* DO THIS:
Gather from the listing below each line that includes the word "Strand", and copy it.

* SUPPLIED INFORMATION:
..............................

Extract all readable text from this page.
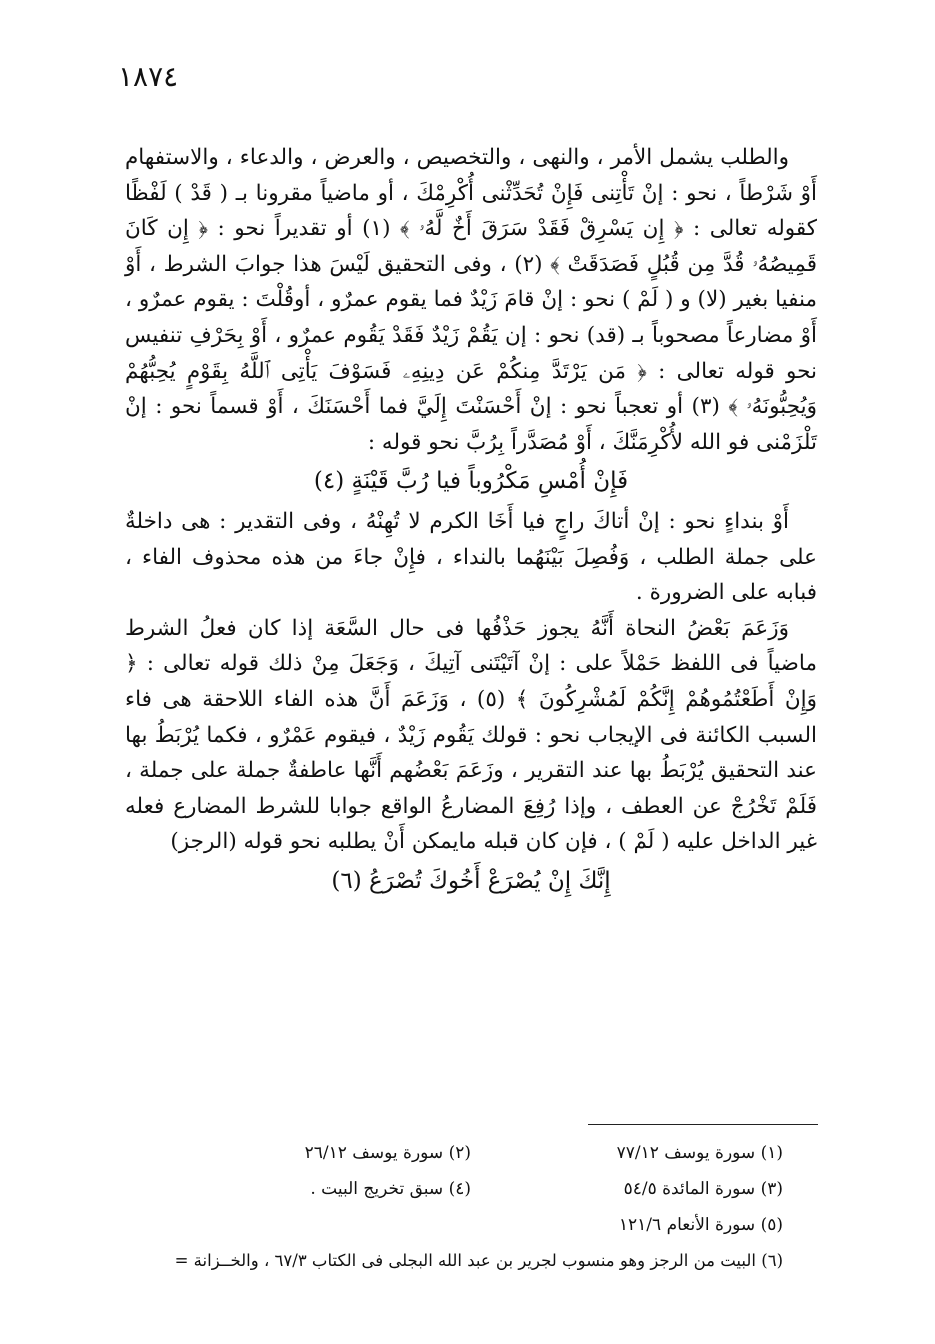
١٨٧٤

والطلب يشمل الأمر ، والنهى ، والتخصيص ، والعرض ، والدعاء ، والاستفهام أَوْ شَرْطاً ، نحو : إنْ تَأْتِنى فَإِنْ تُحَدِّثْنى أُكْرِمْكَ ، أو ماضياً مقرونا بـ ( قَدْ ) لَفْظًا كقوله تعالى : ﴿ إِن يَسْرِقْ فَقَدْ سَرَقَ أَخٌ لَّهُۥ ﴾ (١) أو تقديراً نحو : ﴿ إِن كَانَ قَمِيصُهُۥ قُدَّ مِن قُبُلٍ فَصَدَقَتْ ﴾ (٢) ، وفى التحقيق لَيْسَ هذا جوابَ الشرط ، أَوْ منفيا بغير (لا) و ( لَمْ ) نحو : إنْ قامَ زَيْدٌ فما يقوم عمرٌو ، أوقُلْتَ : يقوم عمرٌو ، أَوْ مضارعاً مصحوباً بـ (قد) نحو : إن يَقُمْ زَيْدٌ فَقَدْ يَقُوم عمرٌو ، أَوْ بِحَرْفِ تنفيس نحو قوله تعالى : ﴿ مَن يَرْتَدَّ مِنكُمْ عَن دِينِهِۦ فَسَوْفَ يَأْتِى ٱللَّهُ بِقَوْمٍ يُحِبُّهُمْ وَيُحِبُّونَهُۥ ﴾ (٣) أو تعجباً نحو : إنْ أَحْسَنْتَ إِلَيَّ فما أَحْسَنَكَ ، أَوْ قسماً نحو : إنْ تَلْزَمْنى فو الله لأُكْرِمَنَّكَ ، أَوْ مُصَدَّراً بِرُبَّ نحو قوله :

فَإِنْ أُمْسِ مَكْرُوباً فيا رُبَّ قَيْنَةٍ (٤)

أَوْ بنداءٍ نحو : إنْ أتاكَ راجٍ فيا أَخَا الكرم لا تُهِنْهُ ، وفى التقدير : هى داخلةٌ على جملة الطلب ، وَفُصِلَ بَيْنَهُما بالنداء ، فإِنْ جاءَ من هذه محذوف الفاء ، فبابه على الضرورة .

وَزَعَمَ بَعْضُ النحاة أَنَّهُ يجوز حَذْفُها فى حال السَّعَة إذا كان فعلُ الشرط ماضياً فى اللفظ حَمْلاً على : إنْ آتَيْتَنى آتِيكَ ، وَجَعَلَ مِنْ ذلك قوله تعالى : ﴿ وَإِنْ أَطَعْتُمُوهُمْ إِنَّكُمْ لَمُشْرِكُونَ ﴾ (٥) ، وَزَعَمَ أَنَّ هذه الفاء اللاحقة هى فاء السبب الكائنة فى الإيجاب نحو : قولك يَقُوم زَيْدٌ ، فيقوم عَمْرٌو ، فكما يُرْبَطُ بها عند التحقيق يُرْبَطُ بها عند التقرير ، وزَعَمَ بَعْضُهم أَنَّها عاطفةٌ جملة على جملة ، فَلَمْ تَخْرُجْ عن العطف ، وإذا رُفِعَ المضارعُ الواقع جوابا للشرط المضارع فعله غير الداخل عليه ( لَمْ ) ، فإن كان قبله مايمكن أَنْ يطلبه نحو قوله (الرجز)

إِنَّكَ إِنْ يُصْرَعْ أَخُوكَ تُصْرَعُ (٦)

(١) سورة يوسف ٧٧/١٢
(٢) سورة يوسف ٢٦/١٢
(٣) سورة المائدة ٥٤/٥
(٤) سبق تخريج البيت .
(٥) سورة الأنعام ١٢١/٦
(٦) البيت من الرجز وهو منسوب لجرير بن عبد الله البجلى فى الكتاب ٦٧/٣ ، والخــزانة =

..............................

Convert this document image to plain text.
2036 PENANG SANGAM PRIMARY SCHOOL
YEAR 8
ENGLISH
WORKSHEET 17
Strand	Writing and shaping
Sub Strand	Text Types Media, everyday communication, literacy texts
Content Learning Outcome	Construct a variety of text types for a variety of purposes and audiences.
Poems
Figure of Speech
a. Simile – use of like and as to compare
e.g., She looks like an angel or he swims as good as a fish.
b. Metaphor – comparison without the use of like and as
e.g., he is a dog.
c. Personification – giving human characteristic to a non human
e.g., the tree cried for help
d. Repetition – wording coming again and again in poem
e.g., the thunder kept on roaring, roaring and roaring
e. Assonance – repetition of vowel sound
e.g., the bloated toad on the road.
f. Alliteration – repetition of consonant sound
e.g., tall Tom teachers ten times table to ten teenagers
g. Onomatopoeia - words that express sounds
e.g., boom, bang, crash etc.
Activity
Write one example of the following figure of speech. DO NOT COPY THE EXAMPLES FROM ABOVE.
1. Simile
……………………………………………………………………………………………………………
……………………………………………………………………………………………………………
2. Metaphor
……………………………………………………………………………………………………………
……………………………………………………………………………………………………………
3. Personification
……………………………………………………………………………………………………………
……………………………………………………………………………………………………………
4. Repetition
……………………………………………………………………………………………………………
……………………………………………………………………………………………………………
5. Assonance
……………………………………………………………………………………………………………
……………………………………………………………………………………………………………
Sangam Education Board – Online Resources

..............................

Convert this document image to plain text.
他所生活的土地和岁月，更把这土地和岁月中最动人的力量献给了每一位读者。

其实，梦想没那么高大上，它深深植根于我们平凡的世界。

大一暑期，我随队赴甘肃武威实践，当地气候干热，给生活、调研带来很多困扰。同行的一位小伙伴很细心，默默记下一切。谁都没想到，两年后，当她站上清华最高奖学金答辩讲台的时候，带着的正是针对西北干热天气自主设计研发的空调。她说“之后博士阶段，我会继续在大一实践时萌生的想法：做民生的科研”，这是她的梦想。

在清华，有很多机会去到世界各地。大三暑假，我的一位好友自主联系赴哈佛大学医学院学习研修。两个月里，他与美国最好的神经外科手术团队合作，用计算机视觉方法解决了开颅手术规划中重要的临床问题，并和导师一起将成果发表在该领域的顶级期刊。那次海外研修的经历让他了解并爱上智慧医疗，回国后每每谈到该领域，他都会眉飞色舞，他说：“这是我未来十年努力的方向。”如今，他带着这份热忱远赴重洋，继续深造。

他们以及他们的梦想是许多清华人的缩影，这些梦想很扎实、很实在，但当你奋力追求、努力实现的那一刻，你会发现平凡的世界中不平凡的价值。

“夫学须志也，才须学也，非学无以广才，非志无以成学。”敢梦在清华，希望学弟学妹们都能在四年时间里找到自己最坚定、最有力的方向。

..............................

* CORRECT OUTPUT:
Strand	Writing and shaping
Sub Strand	Text Types Media, everyday communication, literacy texts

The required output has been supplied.